CHALLENGE. Reproduce every record below exactly as written, but leave out any pictures.

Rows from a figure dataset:

=-=-=

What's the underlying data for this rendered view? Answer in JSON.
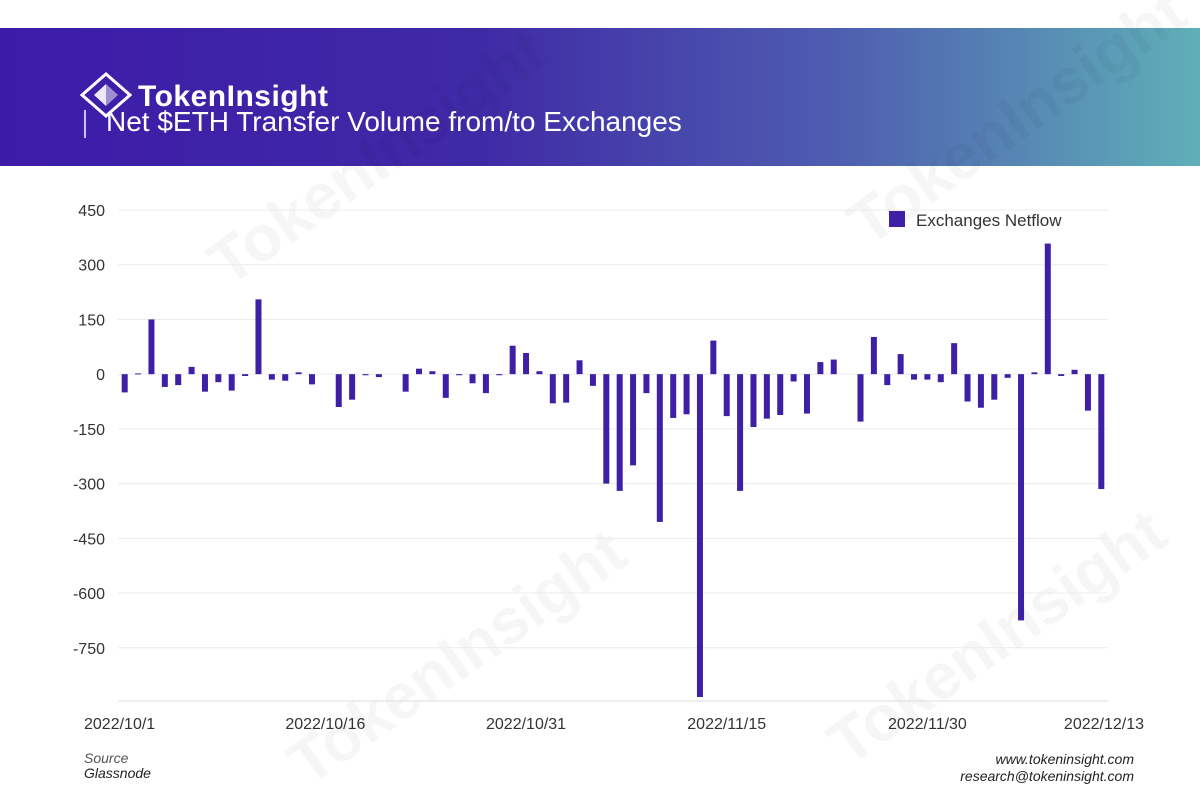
{
  "header": {
    "brand": "TokenInsight",
    "title": "Net $ETH Transfer Volume from/to Exchanges"
  },
  "footer": {
    "source_label": "Source",
    "source": "Glassnode",
    "website": "www.tokeninsight.com",
    "email": "research@tokeninsight.com"
  },
  "colors": {
    "bar": "#3f1fa6",
    "grid": "#ececec",
    "axis_text": "#333333"
  },
  "chart_data": {
    "type": "bar",
    "legend": {
      "label": "Exchanges Netflow",
      "position": "top-right"
    },
    "yticks": [
      450,
      300,
      150,
      0,
      -150,
      -300,
      -450,
      -600,
      -750
    ],
    "ylim": [
      -885,
      450
    ],
    "xtick_labels": [
      {
        "label": "2022/10/1",
        "index": 0
      },
      {
        "label": "2022/10/16",
        "index": 15
      },
      {
        "label": "2022/10/31",
        "index": 30
      },
      {
        "label": "2022/11/15",
        "index": 45
      },
      {
        "label": "2022/11/30",
        "index": 60
      },
      {
        "label": "2022/12/13",
        "index": 73
      }
    ],
    "grid": true,
    "series": [
      {
        "name": "Exchanges Netflow",
        "values": [
          -50,
          2,
          150,
          -35,
          -30,
          20,
          -48,
          -22,
          -45,
          -5,
          205,
          -15,
          -18,
          5,
          -28,
          0,
          -90,
          -70,
          -3,
          -8,
          0,
          -48,
          15,
          8,
          -65,
          -3,
          -25,
          -52,
          -3,
          78,
          58,
          8,
          -80,
          -78,
          38,
          -32,
          -300,
          -320,
          -250,
          -52,
          -405,
          -120,
          -110,
          -885,
          92,
          -115,
          -320,
          -145,
          -122,
          -112,
          -20,
          -108,
          33,
          40,
          0,
          -130,
          102,
          -30,
          55,
          -15,
          -15,
          -22,
          85,
          -75,
          -92,
          -70,
          -10,
          -675,
          5,
          358,
          -5,
          12,
          -100,
          -315
        ]
      }
    ]
  }
}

=-=-=

SOLUTION.
What's the underlying data for this rendered view? Answer in JSON.
{
  "header": {
    "brand": "TokenInsight",
    "title": "Net $ETH Transfer Volume from/to Exchanges"
  },
  "footer": {
    "source_label": "Source",
    "source": "Glassnode",
    "website": "www.tokeninsight.com",
    "email": "research@tokeninsight.com"
  },
  "colors": {
    "bar": "#3f1fa6",
    "grid": "#ececec",
    "axis_text": "#333333"
  },
  "chart_data": {
    "type": "bar",
    "legend": {
      "label": "Exchanges Netflow",
      "position": "top-right"
    },
    "yticks": [
      450,
      300,
      150,
      0,
      -150,
      -300,
      -450,
      -600,
      -750
    ],
    "ylim": [
      -885,
      450
    ],
    "xtick_labels": [
      {
        "label": "2022/10/1",
        "index": 0
      },
      {
        "label": "2022/10/16",
        "index": 15
      },
      {
        "label": "2022/10/31",
        "index": 30
      },
      {
        "label": "2022/11/15",
        "index": 45
      },
      {
        "label": "2022/11/30",
        "index": 60
      },
      {
        "label": "2022/12/13",
        "index": 73
      }
    ],
    "grid": true,
    "series": [
      {
        "name": "Exchanges Netflow",
        "values": [
          -50,
          2,
          150,
          -35,
          -30,
          20,
          -48,
          -22,
          -45,
          -5,
          205,
          -15,
          -18,
          5,
          -28,
          0,
          -90,
          -70,
          -3,
          -8,
          0,
          -48,
          15,
          8,
          -65,
          -3,
          -25,
          -52,
          -3,
          78,
          58,
          8,
          -80,
          -78,
          38,
          -32,
          -300,
          -320,
          -250,
          -52,
          -405,
          -120,
          -110,
          -885,
          92,
          -115,
          -320,
          -145,
          -122,
          -112,
          -20,
          -108,
          33,
          40,
          0,
          -130,
          102,
          -30,
          55,
          -15,
          -15,
          -22,
          85,
          -75,
          -92,
          -70,
          -10,
          -675,
          5,
          358,
          -5,
          12,
          -100,
          -315
        ]
      }
    ]
  }
}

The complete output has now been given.